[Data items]
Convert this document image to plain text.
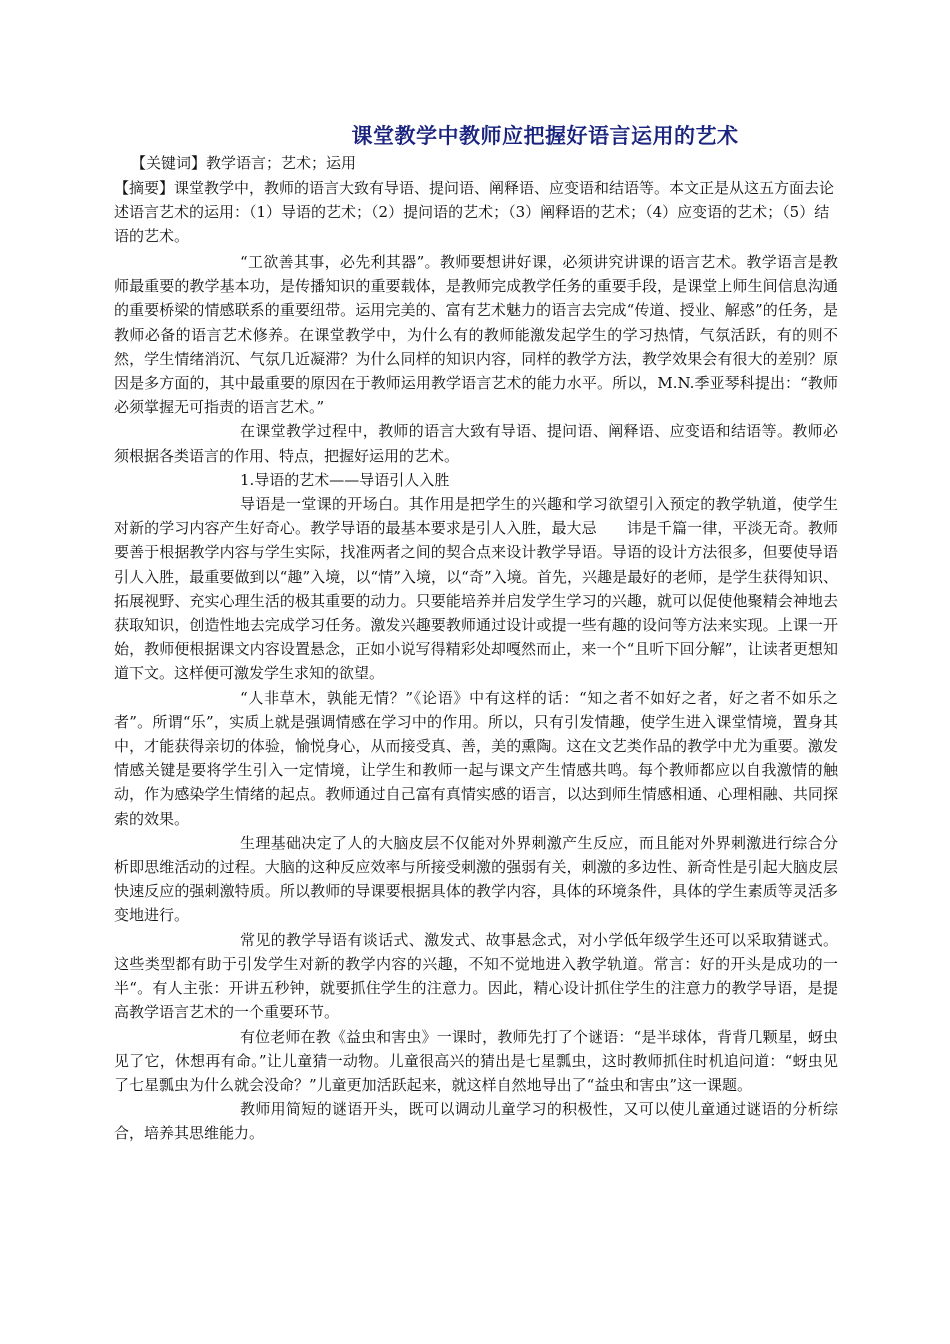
课堂教学中教师应把握好语言运用的艺术
【关键词】教学语言；艺术；运用
【摘要】课堂教学中，教师的语言大致有导语、提问语、阐释语、应变语和结语等。本文正是从这五方面去论述语言艺术的运用：（1）导语的艺术；（2）提问语的艺术；（3）阐释语的艺术；（4）应变语的艺术；（5）结语的艺术。

“工欲善其事，必先利其器”。教师要想讲好课，必须讲究讲课的语言艺术。教学语言是教师最重要的教学基本功，是传播知识的重要载体，是教师完成教学任务的重要手段，是课堂上师生间信息沟通的重要桥梁的情感联系的重要纽带。运用完美的、富有艺术魅力的语言去完成“传道、授业、解惑”的任务，是教师必备的语言艺术修养。在课堂教学中，为什么有的教师能激发起学生的学习热情，气氛活跃，有的则不然，学生情绪消沉、气氛几近凝滞？为什么同样的知识内容，同样的教学方法，教学效果会有很大的差别？原因是多方面的，其中最重要的原因在于教师运用教学语言艺术的能力水平。所以，M.N.季亚琴科提出：“教师必须掌握无可指责的语言艺术。”

在课堂教学过程中，教师的语言大致有导语、提问语、阐释语、应变语和结语等。教师必须根据各类语言的作用、特点，把握好运用的艺术。

1.导语的艺术——导语引人入胜

导语是一堂课的开场白。其作用是把学生的兴趣和学习欲望引入预定的教学轨道，使学生对新的学习内容产生好奇心。教学导语的最基本要求是引人入胜，最大忌　　讳是千篇一律，平淡无奇。教师要善于根据教学内容与学生实际，找准两者之间的契合点来设计教学导语。导语的设计方法很多，但要使导语引人入胜，最重要做到以“趣”入境，以“情”入境，以“奇”入境。首先，兴趣是最好的老师，是学生获得知识、拓展视野、充实心理生活的极其重要的动力。只要能培养并启发学生学习的兴趣，就可以促使他聚精会神地去获取知识，创造性地去完成学习任务。激发兴趣要教师通过设计或提一些有趣的设问等方法来实现。上课一开始，教师便根据课文内容设置悬念，正如小说写得精彩处却嘎然而止，来一个“且听下回分解”，让读者更想知道下文。这样便可激发学生求知的欲望。

“人非草木，孰能无情？”《论语》中有这样的话：“知之者不如好之者，好之者不如乐之者”。所谓“乐”，实质上就是强调情感在学习中的作用。所以，只有引发情趣，使学生进入课堂情境，置身其中，才能获得亲切的体验，愉悦身心，从而接受真、善，美的熏陶。这在文艺类作品的教学中尤为重要。激发情感关键是要将学生引入一定情境，让学生和教师一起与课文产生情感共鸣。每个教师都应以自我激情的触动，作为感染学生情绪的起点。教师通过自己富有真情实感的语言，以达到师生情感相通、心理相融、共同探索的效果。

生理基础决定了人的大脑皮层不仅能对外界刺激产生反应，而且能对外界刺激进行综合分析即思维活动的过程。大脑的这种反应效率与所接受刺激的强弱有关，刺激的多边性、新奇性是引起大脑皮层快速反应的强刺激特质。所以教师的导课要根据具体的教学内容，具体的环境条件，具体的学生素质等灵活多变地进行。

常见的教学导语有谈话式、激发式、故事悬念式，对小学低年级学生还可以采取猜谜式。这些类型都有助于引发学生对新的教学内容的兴趣，不知不觉地进入教学轨道。常言：好的开头是成功的一半“。有人主张：开讲五秒钟，就要抓住学生的注意力。因此，精心设计抓住学生的注意力的教学导语，是提高教学语言艺术的一个重要环节。

有位老师在教《益虫和害虫》一课时，教师先打了个谜语：“是半球体，背背几颗星，蚜虫见了它，休想再有命。”让儿童猜一动物。儿童很高兴的猜出是七星瓢虫，这时教师抓住时机追问道：“蚜虫见了七星瓢虫为什么就会没命？”儿童更加活跃起来，就这样自然地导出了“益虫和害虫”这一课题。

教师用简短的谜语开头，既可以调动儿童学习的积极性，又可以使儿童通过谜语的分析综合，培养其思维能力。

Goal: Gather from the entries above all lines that include the string "教师的语言大致有导语".

Full solution:
【摘要】课堂教学中，教师的语言大致有导语、提问语、阐释语、应变语和结语等。本文正是从这五方面去论述语言艺术的运用：（1）导语的艺术；（2）提问语的艺术；（3）阐释语的艺术；（4）应变语的艺术；（5）结语的艺术。
在课堂教学过程中，教师的语言大致有导语、提问语、阐释语、应变语和结语等。教师必须根据各类语言的作用、特点，把握好运用的艺术。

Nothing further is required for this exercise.